* SHORT EXERCISE
Copy out every one of the rows below, character for character, with nothing changed or left out.

* DATA EXCERPTS
==*==
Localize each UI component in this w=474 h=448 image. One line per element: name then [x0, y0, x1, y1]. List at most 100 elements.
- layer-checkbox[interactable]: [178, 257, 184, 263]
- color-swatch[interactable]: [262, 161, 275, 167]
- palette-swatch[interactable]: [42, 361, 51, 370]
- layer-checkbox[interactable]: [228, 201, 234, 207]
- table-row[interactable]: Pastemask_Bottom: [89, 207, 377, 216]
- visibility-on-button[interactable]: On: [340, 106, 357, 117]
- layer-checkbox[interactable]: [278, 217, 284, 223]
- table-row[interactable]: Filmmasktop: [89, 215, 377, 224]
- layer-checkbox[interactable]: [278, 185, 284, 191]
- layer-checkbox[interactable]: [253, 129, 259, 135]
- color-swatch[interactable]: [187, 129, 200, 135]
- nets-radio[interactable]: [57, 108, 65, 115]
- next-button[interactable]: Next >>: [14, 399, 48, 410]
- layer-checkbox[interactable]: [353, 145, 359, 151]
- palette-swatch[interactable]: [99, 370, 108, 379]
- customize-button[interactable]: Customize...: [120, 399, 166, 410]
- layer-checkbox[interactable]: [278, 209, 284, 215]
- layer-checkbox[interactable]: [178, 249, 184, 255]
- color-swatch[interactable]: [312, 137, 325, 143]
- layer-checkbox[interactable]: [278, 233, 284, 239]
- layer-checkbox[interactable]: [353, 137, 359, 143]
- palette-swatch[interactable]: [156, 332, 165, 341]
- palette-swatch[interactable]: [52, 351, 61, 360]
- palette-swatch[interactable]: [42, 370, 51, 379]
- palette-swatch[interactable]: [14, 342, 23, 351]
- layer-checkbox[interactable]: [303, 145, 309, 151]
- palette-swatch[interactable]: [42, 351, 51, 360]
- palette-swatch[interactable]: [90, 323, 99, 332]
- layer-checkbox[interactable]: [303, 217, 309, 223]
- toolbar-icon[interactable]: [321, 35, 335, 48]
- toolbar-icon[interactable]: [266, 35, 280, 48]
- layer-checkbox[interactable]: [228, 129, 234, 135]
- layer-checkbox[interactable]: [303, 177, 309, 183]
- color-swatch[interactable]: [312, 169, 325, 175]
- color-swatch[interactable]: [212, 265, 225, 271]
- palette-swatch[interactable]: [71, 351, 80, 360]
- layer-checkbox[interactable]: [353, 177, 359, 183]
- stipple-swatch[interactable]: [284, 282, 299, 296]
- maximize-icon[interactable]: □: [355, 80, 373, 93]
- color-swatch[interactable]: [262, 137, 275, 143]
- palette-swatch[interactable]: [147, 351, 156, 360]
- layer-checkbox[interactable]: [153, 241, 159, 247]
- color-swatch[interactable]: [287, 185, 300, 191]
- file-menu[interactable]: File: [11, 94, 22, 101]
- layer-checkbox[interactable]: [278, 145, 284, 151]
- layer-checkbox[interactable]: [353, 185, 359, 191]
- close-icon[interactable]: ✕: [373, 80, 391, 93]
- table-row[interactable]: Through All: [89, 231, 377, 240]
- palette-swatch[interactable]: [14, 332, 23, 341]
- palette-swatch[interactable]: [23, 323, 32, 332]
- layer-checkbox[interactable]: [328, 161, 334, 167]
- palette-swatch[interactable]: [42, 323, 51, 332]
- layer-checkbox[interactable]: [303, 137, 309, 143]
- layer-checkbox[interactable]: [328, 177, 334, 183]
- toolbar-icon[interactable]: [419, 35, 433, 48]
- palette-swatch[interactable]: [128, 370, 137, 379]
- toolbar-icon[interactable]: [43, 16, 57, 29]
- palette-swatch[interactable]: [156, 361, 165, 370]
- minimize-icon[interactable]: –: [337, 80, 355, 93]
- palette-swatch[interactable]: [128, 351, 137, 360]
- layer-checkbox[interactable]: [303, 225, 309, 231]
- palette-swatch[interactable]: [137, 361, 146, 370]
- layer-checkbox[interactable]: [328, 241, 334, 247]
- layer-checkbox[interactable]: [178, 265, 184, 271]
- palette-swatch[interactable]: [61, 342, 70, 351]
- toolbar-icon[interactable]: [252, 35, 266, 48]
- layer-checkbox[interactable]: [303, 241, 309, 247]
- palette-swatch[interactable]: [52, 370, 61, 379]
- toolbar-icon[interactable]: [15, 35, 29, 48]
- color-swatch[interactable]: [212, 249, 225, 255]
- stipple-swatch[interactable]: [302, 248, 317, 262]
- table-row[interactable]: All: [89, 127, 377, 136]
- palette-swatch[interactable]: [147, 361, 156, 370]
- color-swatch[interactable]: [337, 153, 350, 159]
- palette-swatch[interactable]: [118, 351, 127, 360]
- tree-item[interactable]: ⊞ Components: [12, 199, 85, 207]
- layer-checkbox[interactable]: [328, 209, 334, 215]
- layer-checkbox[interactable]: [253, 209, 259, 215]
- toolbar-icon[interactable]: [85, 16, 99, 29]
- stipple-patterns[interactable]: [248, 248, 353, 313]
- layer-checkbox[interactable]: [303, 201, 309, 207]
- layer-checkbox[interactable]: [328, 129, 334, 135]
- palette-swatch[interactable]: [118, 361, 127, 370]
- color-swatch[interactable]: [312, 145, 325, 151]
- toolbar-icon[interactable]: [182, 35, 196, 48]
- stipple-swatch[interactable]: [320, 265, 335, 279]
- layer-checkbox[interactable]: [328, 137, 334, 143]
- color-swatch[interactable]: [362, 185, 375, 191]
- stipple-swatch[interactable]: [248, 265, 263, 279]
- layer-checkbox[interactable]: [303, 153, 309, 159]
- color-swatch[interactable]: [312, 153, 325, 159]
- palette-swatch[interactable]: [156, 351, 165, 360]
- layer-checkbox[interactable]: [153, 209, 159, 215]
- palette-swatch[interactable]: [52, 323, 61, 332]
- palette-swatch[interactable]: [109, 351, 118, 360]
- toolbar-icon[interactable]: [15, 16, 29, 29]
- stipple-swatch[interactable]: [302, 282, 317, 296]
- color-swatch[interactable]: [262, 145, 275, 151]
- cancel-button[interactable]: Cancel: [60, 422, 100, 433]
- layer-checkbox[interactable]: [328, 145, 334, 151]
==*==
* RIGHT ANSWER
Localize each UI component in this w=474 h=448 image. One line per element: name then [x0, y0, x1, y1]. List at most 100 elements.
- layer-checkbox[interactable]: [178, 257, 184, 263]
- color-swatch[interactable]: [262, 161, 275, 167]
- palette-swatch[interactable]: [42, 361, 51, 370]
- layer-checkbox[interactable]: [228, 201, 234, 207]
- table-row[interactable]: Pastemask_Bottom: [89, 207, 377, 216]
- visibility-on-button[interactable]: On: [340, 106, 357, 117]
- layer-checkbox[interactable]: [278, 217, 284, 223]
- table-row[interactable]: Filmmasktop: [89, 215, 377, 224]
- layer-checkbox[interactable]: [278, 185, 284, 191]
- layer-checkbox[interactable]: [253, 129, 259, 135]
- color-swatch[interactable]: [187, 129, 200, 135]
- nets-radio[interactable]: [57, 108, 65, 115]
- next-button[interactable]: Next >>: [14, 399, 48, 410]
- layer-checkbox[interactable]: [353, 145, 359, 151]
- palette-swatch[interactable]: [99, 370, 108, 379]
- customize-button[interactable]: Customize...: [120, 399, 166, 410]
- layer-checkbox[interactable]: [278, 209, 284, 215]
- layer-checkbox[interactable]: [178, 249, 184, 255]
- color-swatch[interactable]: [312, 137, 325, 143]
- layer-checkbox[interactable]: [278, 233, 284, 239]
- layer-checkbox[interactable]: [353, 137, 359, 143]
- palette-swatch[interactable]: [156, 332, 165, 341]
- palette-swatch[interactable]: [52, 351, 61, 360]
- palette-swatch[interactable]: [42, 370, 51, 379]
- palette-swatch[interactable]: [14, 342, 23, 351]
- layer-checkbox[interactable]: [303, 145, 309, 151]
- palette-swatch[interactable]: [42, 351, 51, 360]
- palette-swatch[interactable]: [90, 323, 99, 332]
- layer-checkbox[interactable]: [303, 217, 309, 223]
- toolbar-icon[interactable]: [321, 35, 335, 48]
- toolbar-icon[interactable]: [266, 35, 280, 48]
- layer-checkbox[interactable]: [228, 129, 234, 135]
- layer-checkbox[interactable]: [303, 177, 309, 183]
- color-swatch[interactable]: [312, 169, 325, 175]
- color-swatch[interactable]: [212, 265, 225, 271]
- palette-swatch[interactable]: [71, 351, 80, 360]
- layer-checkbox[interactable]: [353, 177, 359, 183]
- stipple-swatch[interactable]: [284, 282, 299, 296]
- maximize-icon[interactable]: □: [355, 80, 373, 93]
- color-swatch[interactable]: [262, 137, 275, 143]
- palette-swatch[interactable]: [147, 351, 156, 360]
- layer-checkbox[interactable]: [153, 241, 159, 247]
- color-swatch[interactable]: [287, 185, 300, 191]
- file-menu[interactable]: File: [11, 94, 22, 101]
- layer-checkbox[interactable]: [278, 145, 284, 151]
- layer-checkbox[interactable]: [353, 185, 359, 191]
- close-icon[interactable]: ✕: [373, 80, 391, 93]
- table-row[interactable]: Through All: [89, 231, 377, 240]
- palette-swatch[interactable]: [14, 332, 23, 341]
- palette-swatch[interactable]: [23, 323, 32, 332]
- layer-checkbox[interactable]: [328, 161, 334, 167]
- palette-swatch[interactable]: [42, 323, 51, 332]
- layer-checkbox[interactable]: [303, 137, 309, 143]
- layer-checkbox[interactable]: [328, 177, 334, 183]
- toolbar-icon[interactable]: [419, 35, 433, 48]
- palette-swatch[interactable]: [128, 370, 137, 379]
- toolbar-icon[interactable]: [43, 16, 57, 29]
- palette-swatch[interactable]: [156, 361, 165, 370]
- minimize-icon[interactable]: –: [337, 80, 355, 93]
- palette-swatch[interactable]: [128, 351, 137, 360]
- layer-checkbox[interactable]: [303, 225, 309, 231]
- palette-swatch[interactable]: [137, 361, 146, 370]
- layer-checkbox[interactable]: [328, 241, 334, 247]
- layer-checkbox[interactable]: [178, 265, 184, 271]
- palette-swatch[interactable]: [61, 342, 70, 351]
- toolbar-icon[interactable]: [252, 35, 266, 48]
- layer-checkbox[interactable]: [303, 241, 309, 247]
- palette-swatch[interactable]: [52, 370, 61, 379]
- toolbar-icon[interactable]: [15, 35, 29, 48]
- color-swatch[interactable]: [212, 249, 225, 255]
- stipple-swatch[interactable]: [302, 248, 317, 262]
- table-row[interactable]: All: [89, 127, 377, 136]
- palette-swatch[interactable]: [147, 361, 156, 370]
- color-swatch[interactable]: [337, 153, 350, 159]
- palette-swatch[interactable]: [118, 351, 127, 360]
- tree-item[interactable]: ⊞ Components: [12, 199, 85, 207]
- layer-checkbox[interactable]: [328, 209, 334, 215]
- layer-checkbox[interactable]: [253, 209, 259, 215]
- toolbar-icon[interactable]: [85, 16, 99, 29]
- stipple-patterns[interactable]: [248, 248, 353, 313]
- layer-checkbox[interactable]: [303, 201, 309, 207]
- layer-checkbox[interactable]: [328, 129, 334, 135]
- palette-swatch[interactable]: [118, 361, 127, 370]
- color-swatch[interactable]: [312, 145, 325, 151]
- toolbar-icon[interactable]: [182, 35, 196, 48]
- stipple-swatch[interactable]: [320, 265, 335, 279]
- layer-checkbox[interactable]: [328, 137, 334, 143]
- color-swatch[interactable]: [362, 185, 375, 191]
- stipple-swatch[interactable]: [248, 265, 263, 279]
- layer-checkbox[interactable]: [303, 153, 309, 159]
- color-swatch[interactable]: [312, 153, 325, 159]
- palette-swatch[interactable]: [156, 351, 165, 360]
- layer-checkbox[interactable]: [153, 209, 159, 215]
- palette-swatch[interactable]: [52, 323, 61, 332]
- palette-swatch[interactable]: [109, 351, 118, 360]
- toolbar-icon[interactable]: [15, 16, 29, 29]
- stipple-swatch[interactable]: [302, 282, 317, 296]
- color-swatch[interactable]: [262, 145, 275, 151]
- cancel-button[interactable]: Cancel: [60, 422, 100, 433]
- layer-checkbox[interactable]: [328, 145, 334, 151]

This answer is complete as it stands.